Quelltext:
—————

Protocol of the Session on March 17, 2005

Ich lasse also über beide Wahlvorschläge gemeinsam abstimmen. Wer zustimmen will, den bitte ich um das Handzeichen. - Die Gegenprobe! - Stimmenthaltungen? - Damit sind die genannten Schriftführerinnen sowie deren Stellvertreter gewählt. Ich gratuliere allen zur Wahl und freue mich auf eine gute Zusammenarbeit.

(Beifall)

Ich rufe nunmehr Tagesordnungspunkt 5 auf:

Beschlussfassung über die Landtagsgeschäftsordnung

Antrag der Fraktionen von SPD und BÜNDNIS 90/DIE GRÜNEN Drucksache 16/8

Dieser Antrag hat Änderungen der Anzahl und der Benennung der Ausschüsse sowie der Sitzverteilung in den Ausschüssen zum Gegenstand. Über diesen Antrag sollte heute entschieden werden, damit sich die Ausschüsse, wie angekündigt, umgehend konstituieren können.

Wird das Wort zur Begründung gewünscht? - Herr Kollege Astrup, bitte sehr.

Herr Präsident! Meine sehr geehrten Damen und Herren! Die Fraktionen von SPD und BÜNDNIS 90/DIE GRÜNEN schlagen Ihnen mit Drucksache 16/8 eine Änderung der Geschäftsordnung vor, die sich im Wesentlichen auf zwei Veränderungen in diesem ersten Zusammenspiel bezieht. Zunächst schlagen wir Ihnen vor, gemäß der Schneidung der Ministerien die Ausschüsse spiegelbildlich sich abbilden zu lassen, was im Endergebnis bedeutet, dass wir einen Landtagsausschuss weniger haben und einen gemeinsamen Umwelt- und Agrarausschuss vorschlagen.

Zu dem zweiten Punkt, den Sie auf der Rückseite der Drucksache finden, gibt es eine etwas ausführlichere Begründung. Wir alle gemeinsam wissen, dass das Wahlergebnis in seiner Konstellation nach der alten Geschäftsordnung des Landtages der 15. Wahlperiode schlicht und einfach zum Ergebnis hat, dass die regierungsbildende Mehrheit, von der wir erwarten, dass sie zustande kommt, die Mehrheit des Plenums nicht in den Ausschüssen widerspiegeln kann. Gleichzeitig ist es nach Artikel 17 Abs. 2 der Landesverfassung so - wie wir alle wissen -, dass die Ausschüsse Entscheidungen vorbereiten und Beschlussempfehlungen

(Holger Astrup)

abgeben sollen, was bei der jetzigen Konstellation im Ergebnis dazu führen würde, dass in den Ausschüssen eine von der Landtagsmehrheit insgesamt abweichende Beschlussempfehlung in den Landtag hineingegeben und gewissermaßen das zu erwartende Ergebnis im Plenum ins Gegenteil verkehrt würde.

(Zurufe von der CDU)

Das wiederum würde im Extremfall bedeuten, dass ganze Gesetzentwürfe in einer Beschlussempfehlung der Mehrheit der Ausschüsse in das Plenum kommen und dort gewissermaßen umgearbeitet werden müssten, um die Mehrheit im Plenum widerzuspiegeln.

—————

Datensätze:

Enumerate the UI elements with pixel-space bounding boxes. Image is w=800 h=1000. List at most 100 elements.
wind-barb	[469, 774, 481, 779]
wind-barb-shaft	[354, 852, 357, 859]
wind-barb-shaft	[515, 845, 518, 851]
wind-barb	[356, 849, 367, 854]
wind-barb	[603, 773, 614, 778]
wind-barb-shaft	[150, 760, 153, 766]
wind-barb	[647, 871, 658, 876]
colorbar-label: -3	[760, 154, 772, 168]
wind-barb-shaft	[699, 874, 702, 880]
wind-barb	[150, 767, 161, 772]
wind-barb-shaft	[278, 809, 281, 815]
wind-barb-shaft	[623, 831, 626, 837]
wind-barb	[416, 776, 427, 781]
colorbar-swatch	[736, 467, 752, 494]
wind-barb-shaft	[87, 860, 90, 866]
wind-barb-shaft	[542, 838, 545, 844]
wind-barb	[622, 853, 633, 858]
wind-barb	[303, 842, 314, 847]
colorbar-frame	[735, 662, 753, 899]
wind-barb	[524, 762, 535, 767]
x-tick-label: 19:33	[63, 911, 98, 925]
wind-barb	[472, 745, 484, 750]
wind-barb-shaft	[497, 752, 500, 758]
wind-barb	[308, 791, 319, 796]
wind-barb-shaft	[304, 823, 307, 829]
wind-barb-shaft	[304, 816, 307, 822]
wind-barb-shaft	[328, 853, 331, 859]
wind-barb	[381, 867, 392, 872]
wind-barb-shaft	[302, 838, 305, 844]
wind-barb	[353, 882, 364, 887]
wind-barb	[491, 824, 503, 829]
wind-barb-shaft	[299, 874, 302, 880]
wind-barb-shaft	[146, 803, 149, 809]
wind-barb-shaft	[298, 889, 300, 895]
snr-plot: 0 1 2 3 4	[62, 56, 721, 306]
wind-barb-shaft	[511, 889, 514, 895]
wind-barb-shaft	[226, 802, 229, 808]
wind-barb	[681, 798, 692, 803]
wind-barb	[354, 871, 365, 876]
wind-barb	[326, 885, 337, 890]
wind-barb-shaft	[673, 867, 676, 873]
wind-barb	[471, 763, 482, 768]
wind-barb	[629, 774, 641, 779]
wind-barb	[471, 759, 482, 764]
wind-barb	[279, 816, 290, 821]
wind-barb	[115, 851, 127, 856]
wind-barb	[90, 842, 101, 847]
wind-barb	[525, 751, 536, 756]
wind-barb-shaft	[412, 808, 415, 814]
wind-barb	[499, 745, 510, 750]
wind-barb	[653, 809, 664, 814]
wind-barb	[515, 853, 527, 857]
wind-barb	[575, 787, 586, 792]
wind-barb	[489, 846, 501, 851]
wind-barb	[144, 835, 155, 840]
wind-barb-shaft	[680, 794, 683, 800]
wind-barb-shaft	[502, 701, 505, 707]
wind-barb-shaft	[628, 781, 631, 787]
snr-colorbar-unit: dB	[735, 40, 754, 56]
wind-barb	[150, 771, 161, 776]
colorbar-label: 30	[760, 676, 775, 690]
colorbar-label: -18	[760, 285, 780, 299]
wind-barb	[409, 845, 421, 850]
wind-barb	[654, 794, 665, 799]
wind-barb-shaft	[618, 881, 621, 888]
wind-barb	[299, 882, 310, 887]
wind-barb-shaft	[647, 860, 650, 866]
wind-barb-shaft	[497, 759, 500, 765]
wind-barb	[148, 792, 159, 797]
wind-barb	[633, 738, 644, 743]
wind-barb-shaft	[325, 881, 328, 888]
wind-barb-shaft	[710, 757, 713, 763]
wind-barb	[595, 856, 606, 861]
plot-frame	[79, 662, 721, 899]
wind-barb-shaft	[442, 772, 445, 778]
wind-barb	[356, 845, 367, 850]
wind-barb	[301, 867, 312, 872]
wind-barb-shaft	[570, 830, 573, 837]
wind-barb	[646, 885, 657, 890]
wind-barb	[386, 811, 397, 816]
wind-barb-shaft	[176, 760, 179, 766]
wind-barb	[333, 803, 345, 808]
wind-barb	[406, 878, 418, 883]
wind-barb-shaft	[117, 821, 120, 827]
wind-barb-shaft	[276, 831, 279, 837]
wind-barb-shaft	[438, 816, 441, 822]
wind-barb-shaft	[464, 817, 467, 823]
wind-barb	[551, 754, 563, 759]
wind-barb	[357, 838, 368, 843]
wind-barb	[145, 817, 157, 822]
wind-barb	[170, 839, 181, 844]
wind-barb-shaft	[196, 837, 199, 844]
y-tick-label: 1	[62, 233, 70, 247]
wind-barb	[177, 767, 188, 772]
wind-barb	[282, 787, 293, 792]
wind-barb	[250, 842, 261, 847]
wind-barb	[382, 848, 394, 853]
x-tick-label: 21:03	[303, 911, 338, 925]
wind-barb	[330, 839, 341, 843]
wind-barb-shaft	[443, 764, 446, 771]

—————

Aufgabe 1: Welchen gemeinsamen Ausschuss schlagen die Fraktionen von SPD und BÜNDNIS 90/DIE GRÜNEN laut dem Protokoll vor?
Aufgabe 2: Gib aus dem Protokoll den Abschnitt von „Zu dem zweiten“ bis „(Holger Astrup)“ wortgetreu wieder.

Vollständige Antwort 1: Einen gemeinsamen Umwelt- und Agrarausschuss.

Vollständige Antwort 2:
Zu dem zweiten Punkt, den Sie auf der Rückseite der Drucksache finden, gibt es eine etwas ausführlichere Begründung. Wir alle gemeinsam wissen, dass das Wahlergebnis in seiner Konstellation nach der alten Geschäftsordnung des Landtages der 15. Wahlperiode schlicht und einfach zum Ergebnis hat, dass die regierungsbildende Mehrheit, von der wir erwarten, dass sie zustande kommt, die Mehrheit des Plenums nicht in den Ausschüssen widerspiegeln kann. Gleichzeitig ist es nach Artikel 17 Abs. 2 der Landesverfassung so - wie wir alle wissen -, dass die Ausschüsse Entscheidungen vorbereiten und Beschlussempfehlungen

(Holger Astrup)